▶ **SUPPLIED INFORMATION**

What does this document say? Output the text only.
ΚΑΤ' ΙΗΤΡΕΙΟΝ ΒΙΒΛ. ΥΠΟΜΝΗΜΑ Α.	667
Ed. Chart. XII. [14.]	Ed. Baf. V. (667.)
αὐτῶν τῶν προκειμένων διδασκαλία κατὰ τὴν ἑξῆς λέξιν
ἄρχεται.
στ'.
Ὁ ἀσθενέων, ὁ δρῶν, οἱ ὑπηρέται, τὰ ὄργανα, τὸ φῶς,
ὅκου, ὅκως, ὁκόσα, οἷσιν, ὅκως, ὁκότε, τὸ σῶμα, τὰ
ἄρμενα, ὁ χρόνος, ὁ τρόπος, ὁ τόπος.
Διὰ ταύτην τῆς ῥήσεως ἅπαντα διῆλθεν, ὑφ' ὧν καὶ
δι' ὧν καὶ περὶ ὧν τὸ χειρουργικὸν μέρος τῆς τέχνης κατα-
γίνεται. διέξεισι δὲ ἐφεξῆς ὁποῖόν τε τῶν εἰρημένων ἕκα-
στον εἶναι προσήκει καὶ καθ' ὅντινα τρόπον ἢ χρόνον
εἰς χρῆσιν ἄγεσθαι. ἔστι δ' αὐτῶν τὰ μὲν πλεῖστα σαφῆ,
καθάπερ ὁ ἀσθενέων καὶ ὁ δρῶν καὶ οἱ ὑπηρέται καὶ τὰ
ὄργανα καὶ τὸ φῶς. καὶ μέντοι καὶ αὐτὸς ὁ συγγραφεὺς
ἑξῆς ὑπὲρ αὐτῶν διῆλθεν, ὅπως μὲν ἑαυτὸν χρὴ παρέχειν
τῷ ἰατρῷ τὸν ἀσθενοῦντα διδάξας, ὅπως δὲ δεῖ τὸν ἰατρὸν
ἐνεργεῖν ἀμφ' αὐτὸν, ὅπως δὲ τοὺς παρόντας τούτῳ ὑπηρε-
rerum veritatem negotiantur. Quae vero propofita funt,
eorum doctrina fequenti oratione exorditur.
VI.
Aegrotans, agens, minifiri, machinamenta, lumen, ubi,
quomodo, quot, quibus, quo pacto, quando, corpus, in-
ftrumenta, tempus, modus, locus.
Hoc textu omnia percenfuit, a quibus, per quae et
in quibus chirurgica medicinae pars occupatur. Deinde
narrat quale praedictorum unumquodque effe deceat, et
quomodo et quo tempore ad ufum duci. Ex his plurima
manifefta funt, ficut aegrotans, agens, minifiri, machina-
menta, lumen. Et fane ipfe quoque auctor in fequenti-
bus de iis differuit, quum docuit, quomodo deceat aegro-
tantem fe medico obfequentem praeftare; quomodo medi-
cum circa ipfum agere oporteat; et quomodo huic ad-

▶ **EXERCISE AIM**
All of the data needs to be reproduced exactly, with no line missing.

▶ **COMPLETE OUTPUT**
What does this document say? Output the text only.
ΚΑΤ' ΙΗΤΡΕΙΟΝ ΒΙΒΛ. ΥΠΟΜΝΗΜΑ Α.	667
Ed. Chart. XII. [14.]	Ed. Baf. V. (667.)
αὐτῶν τῶν προκειμένων διδασκαλία κατὰ τὴν ἑξῆς λέξιν
ἄρχεται.
στ'.
Ὁ ἀσθενέων, ὁ δρῶν, οἱ ὑπηρέται, τὰ ὄργανα, τὸ φῶς,
ὅκου, ὅκως, ὁκόσα, οἷσιν, ὅκως, ὁκότε, τὸ σῶμα, τὰ
ἄρμενα, ὁ χρόνος, ὁ τρόπος, ὁ τόπος.
Διὰ ταύτην τῆς ῥήσεως ἅπαντα διῆλθεν, ὑφ' ὧν καὶ
δι' ὧν καὶ περὶ ὧν τὸ χειρουργικὸν μέρος τῆς τέχνης κατα-
γίνεται. διέξεισι δὲ ἐφεξῆς ὁποῖόν τε τῶν εἰρημένων ἕκα-
στον εἶναι προσήκει καὶ καθ' ὅντινα τρόπον ἢ χρόνον
εἰς χρῆσιν ἄγεσθαι. ἔστι δ' αὐτῶν τὰ μὲν πλεῖστα σαφῆ,
καθάπερ ὁ ἀσθενέων καὶ ὁ δρῶν καὶ οἱ ὑπηρέται καὶ τὰ
ὄργανα καὶ τὸ φῶς. καὶ μέντοι καὶ αὐτὸς ὁ συγγραφεὺς
ἑξῆς ὑπὲρ αὐτῶν διῆλθεν, ὅπως μὲν ἑαυτὸν χρὴ παρέχειν
τῷ ἰατρῷ τὸν ἀσθενοῦντα διδάξας, ὅπως δὲ δεῖ τὸν ἰατρὸν
ἐνεργεῖν ἀμφ' αὐτὸν, ὅπως δὲ τοὺς παρόντας τούτῳ ὑπηρε-
rerum veritatem negotiantur. Quae vero propofita funt,
eorum doctrina fequenti oratione exorditur.
VI.
Aegrotans, agens, minifiri, machinamenta, lumen, ubi,
quomodo, quot, quibus, quo pacto, quando, corpus, in-
ftrumenta, tempus, modus, locus.
Hoc textu omnia percenfuit, a quibus, per quae et
in quibus chirurgica medicinae pars occupatur. Deinde
narrat quale praedictorum unumquodque effe deceat, et
quomodo et quo tempore ad ufum duci. Ex his plurima
manifefta funt, ficut aegrotans, agens, minifiri, machina-
menta, lumen. Et fane ipfe quoque auctor in fequenti-
bus de iis differuit, quum docuit, quomodo deceat aegro-
tantem fe medico obfequentem praeftare; quomodo medi-
cum circa ipfum agere oporteat; et quomodo huic ad-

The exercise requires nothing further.